Data extracted from a collection
▶

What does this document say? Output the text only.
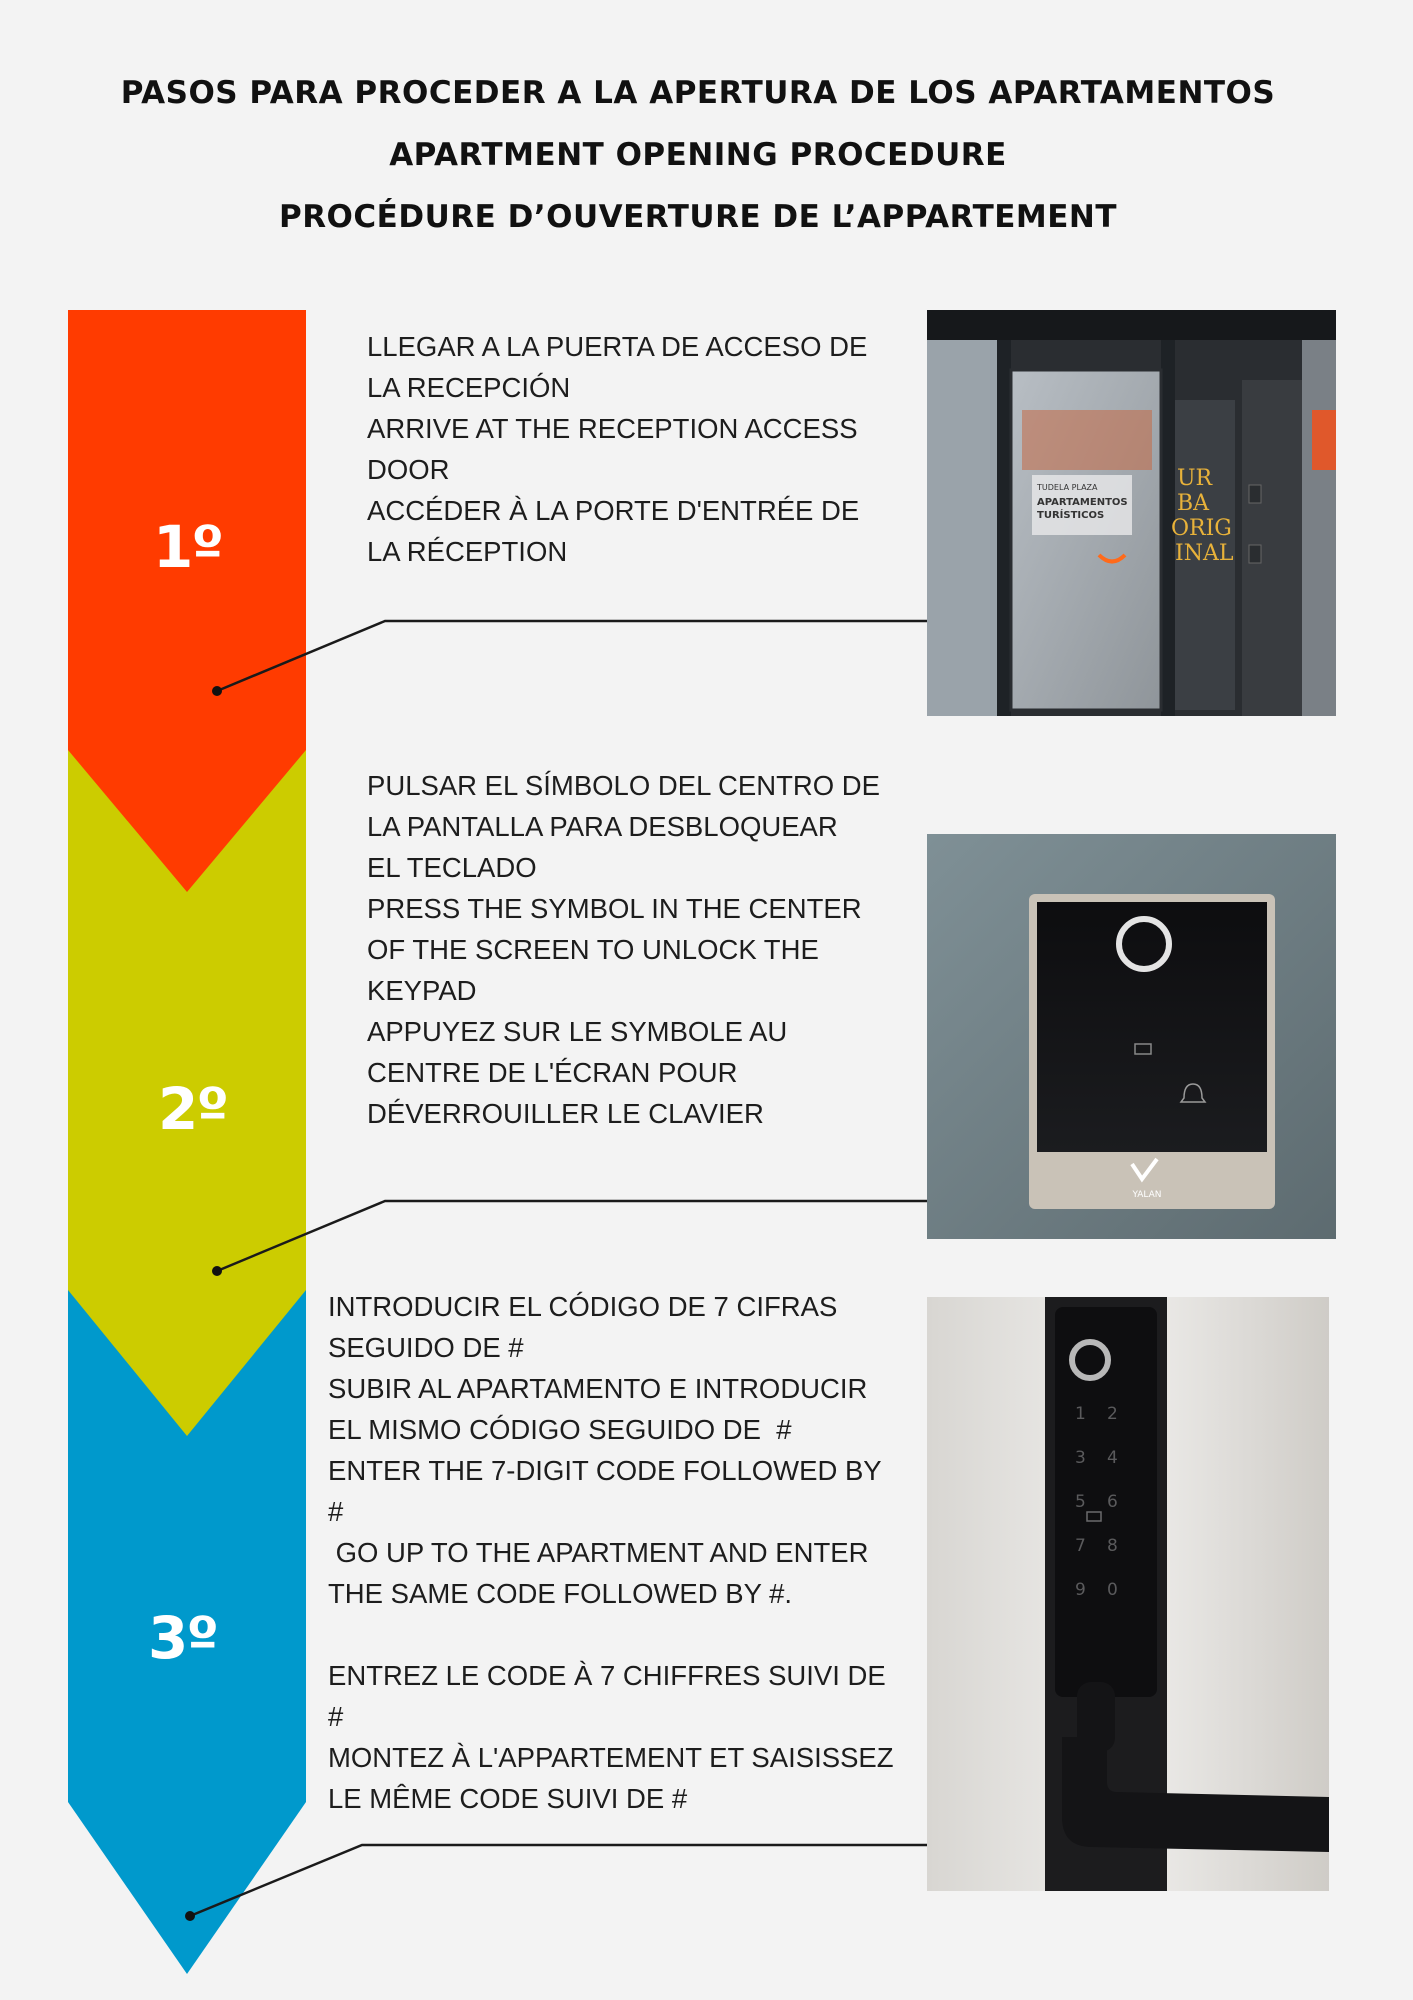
PASOS PARA PROCEDER A LA APERTURA DE LOS APARTAMENTOS
APARTMENT OPENING PROCEDURE
PROCÉDURE D’OUVERTURE DE L’APPARTEMENT
1º
2º
3º

LLEGAR A LA PUERTA DE ACCESO DE

LA RECEPCIÓN

ARRIVE AT THE RECEPTION ACCESS

DOOR

ACCÉDER À LA PORTE D'ENTRÉE DE

LA RÉCEPTION

PULSAR EL SÍMBOLO DEL CENTRO DE

LA PANTALLA PARA DESBLOQUEAR

EL TECLADO

PRESS THE SYMBOL IN THE CENTER

OF THE SCREEN TO UNLOCK THE

KEYPAD

APPUYEZ SUR LE SYMBOLE AU

CENTRE DE L'ÉCRAN POUR

DÉVERROUILLER LE CLAVIER

INTRODUCIR EL CÓDIGO DE 7 CIFRAS

SEGUIDO DE #

SUBIR AL APARTAMENTO E INTRODUCIR

EL MISMO CÓDIGO SEGUIDO DE  #

ENTER THE 7-DIGIT CODE FOLLOWED BY

#

GO UP TO THE APARTMENT AND ENTER

THE SAME CODE FOLLOWED BY #.

ENTREZ LE CODE À 7 CHIFFRES SUIVI DE

#

MONTEZ À L'APPARTEMENT ET SAISISSEZ

LE MÊME CODE SUIVI DE #

TUDELA PLAZA
APARTAMENTOS
TURÍSTICOS
UR
BA
ORIG
INAL
YALAN
1 2
3 4
5 6
7 8
9 0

◀

CHALLENGE:
Pictures stay out; reproduce every line of the records exactly.

RESULT FOR THIS TASK:
What does this document say? Output the text only.
PASOS PARA PROCEDER A LA APERTURA DE LOS APARTAMENTOS
APARTMENT OPENING PROCEDURE
PROCÉDURE D’OUVERTURE DE L’APPARTEMENT
1º
2º
3º

LLEGAR A LA PUERTA DE ACCESO DE

LA RECEPCIÓN

ARRIVE AT THE RECEPTION ACCESS

DOOR

ACCÉDER À LA PORTE D'ENTRÉE DE

LA RÉCEPTION

PULSAR EL SÍMBOLO DEL CENTRO DE

LA PANTALLA PARA DESBLOQUEAR

EL TECLADO

PRESS THE SYMBOL IN THE CENTER

OF THE SCREEN TO UNLOCK THE

KEYPAD

APPUYEZ SUR LE SYMBOLE AU

CENTRE DE L'ÉCRAN POUR

DÉVERROUILLER LE CLAVIER

INTRODUCIR EL CÓDIGO DE 7 CIFRAS

SEGUIDO DE #

SUBIR AL APARTAMENTO E INTRODUCIR

EL MISMO CÓDIGO SEGUIDO DE  #

ENTER THE 7-DIGIT CODE FOLLOWED BY

#

GO UP TO THE APARTMENT AND ENTER

THE SAME CODE FOLLOWED BY #.

ENTREZ LE CODE À 7 CHIFFRES SUIVI DE

#

MONTEZ À L'APPARTEMENT ET SAISISSEZ

LE MÊME CODE SUIVI DE #

TUDELA PLAZA
APARTAMENTOS
TURÍSTICOS
UR
BA
ORIG
INAL
YALAN
1 2
3 4
5 6
7 8
9 0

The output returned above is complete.